Transcribe each line of the records below exactly, excluding any embedded images.

Dataset excerpts
>> BEGIN

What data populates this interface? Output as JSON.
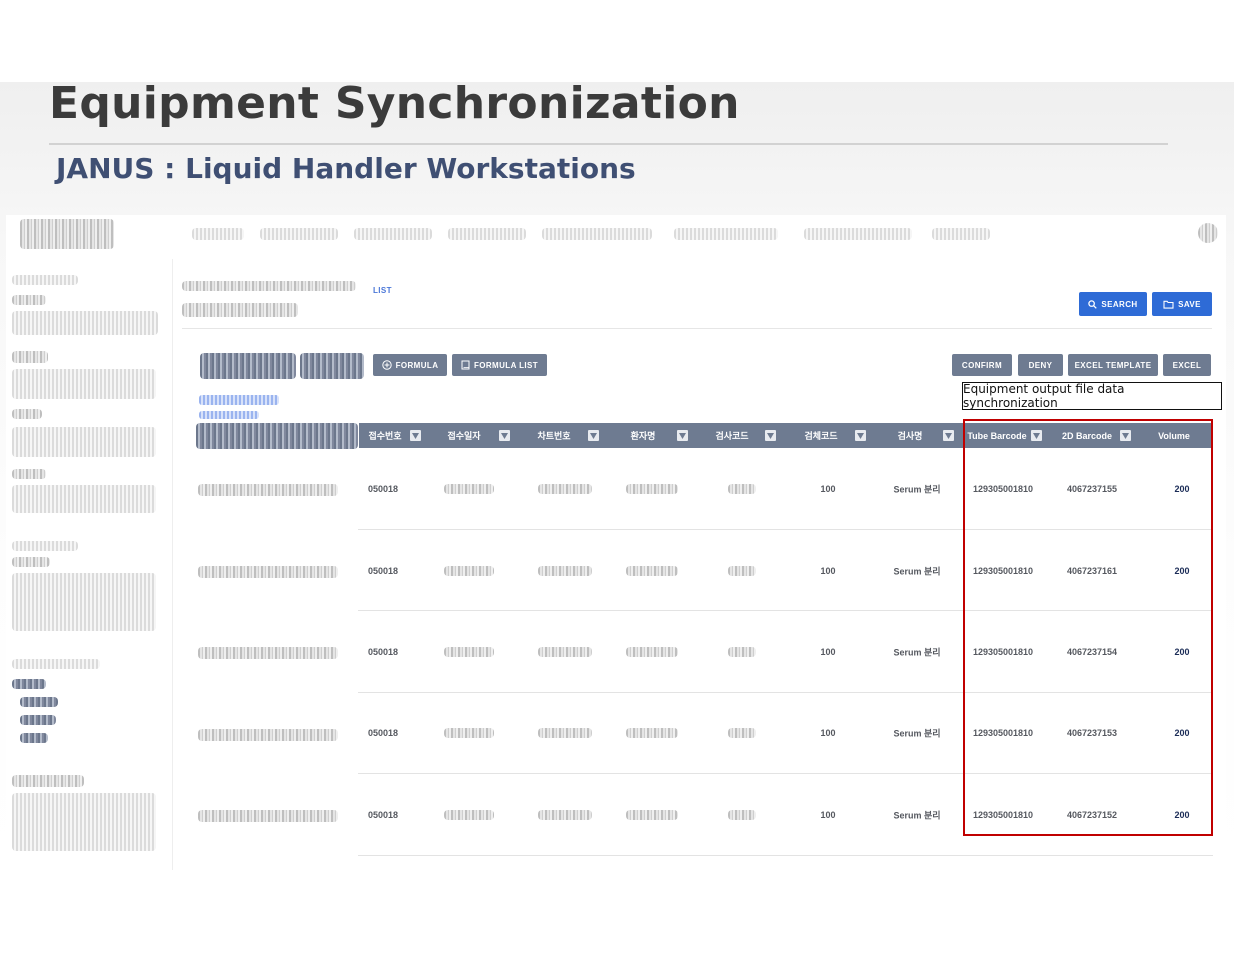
{
  "slide": {
    "title": "Equipment Synchronization",
    "subtitle": "JANUS : Liquid Handler Workstations"
  },
  "app": {
    "breadcrumb_current": "LIST",
    "search_label": "SEARCH",
    "save_label": "SAVE",
    "toolbar": {
      "formula_label": "FORMULA",
      "formula_list_label": "FORMULA LIST",
      "confirm_label": "CONFIRM",
      "deny_label": "DENY",
      "excel_template_label": "EXCEL TEMPLATE",
      "excel_label": "EXCEL"
    },
    "columns": [
      "접수번호",
      "접수일자",
      "차트번호",
      "환자명",
      "검사코드",
      "검체코드",
      "검사명",
      "Tube Barcode",
      "2D Barcode",
      "Volume"
    ],
    "rows": [
      {
        "receipt_no": "050018",
        "specimen_code": "100",
        "test_name": "Serum 분리",
        "tube_barcode": "129305001810",
        "barcode_2d": "4067237155",
        "volume": "200"
      },
      {
        "receipt_no": "050018",
        "specimen_code": "100",
        "test_name": "Serum 분리",
        "tube_barcode": "129305001810",
        "barcode_2d": "4067237161",
        "volume": "200"
      },
      {
        "receipt_no": "050018",
        "specimen_code": "100",
        "test_name": "Serum 분리",
        "tube_barcode": "129305001810",
        "barcode_2d": "4067237154",
        "volume": "200"
      },
      {
        "receipt_no": "050018",
        "specimen_code": "100",
        "test_name": "Serum 분리",
        "tube_barcode": "129305001810",
        "barcode_2d": "4067237153",
        "volume": "200"
      },
      {
        "receipt_no": "050018",
        "specimen_code": "100",
        "test_name": "Serum 분리",
        "tube_barcode": "129305001810",
        "barcode_2d": "4067237152",
        "volume": "200"
      }
    ]
  },
  "callout": {
    "text": "Equipment output file data synchronization"
  },
  "colors": {
    "primary": "#2e6bd6",
    "header": "#6e7b91",
    "highlight": "#c00000",
    "subtitle": "#3f4f73"
  }
}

>> END

## FINISHED EXERCISE
What data populates this interface? Output as JSON.
{
  "slide": {
    "title": "Equipment Synchronization",
    "subtitle": "JANUS : Liquid Handler Workstations"
  },
  "app": {
    "breadcrumb_current": "LIST",
    "search_label": "SEARCH",
    "save_label": "SAVE",
    "toolbar": {
      "formula_label": "FORMULA",
      "formula_list_label": "FORMULA LIST",
      "confirm_label": "CONFIRM",
      "deny_label": "DENY",
      "excel_template_label": "EXCEL TEMPLATE",
      "excel_label": "EXCEL"
    },
    "columns": [
      "접수번호",
      "접수일자",
      "차트번호",
      "환자명",
      "검사코드",
      "검체코드",
      "검사명",
      "Tube Barcode",
      "2D Barcode",
      "Volume"
    ],
    "rows": [
      {
        "receipt_no": "050018",
        "specimen_code": "100",
        "test_name": "Serum 분리",
        "tube_barcode": "129305001810",
        "barcode_2d": "4067237155",
        "volume": "200"
      },
      {
        "receipt_no": "050018",
        "specimen_code": "100",
        "test_name": "Serum 분리",
        "tube_barcode": "129305001810",
        "barcode_2d": "4067237161",
        "volume": "200"
      },
      {
        "receipt_no": "050018",
        "specimen_code": "100",
        "test_name": "Serum 분리",
        "tube_barcode": "129305001810",
        "barcode_2d": "4067237154",
        "volume": "200"
      },
      {
        "receipt_no": "050018",
        "specimen_code": "100",
        "test_name": "Serum 분리",
        "tube_barcode": "129305001810",
        "barcode_2d": "4067237153",
        "volume": "200"
      },
      {
        "receipt_no": "050018",
        "specimen_code": "100",
        "test_name": "Serum 분리",
        "tube_barcode": "129305001810",
        "barcode_2d": "4067237152",
        "volume": "200"
      }
    ]
  },
  "callout": {
    "text": "Equipment output file data synchronization"
  },
  "colors": {
    "primary": "#2e6bd6",
    "header": "#6e7b91",
    "highlight": "#c00000",
    "subtitle": "#3f4f73"
  }
}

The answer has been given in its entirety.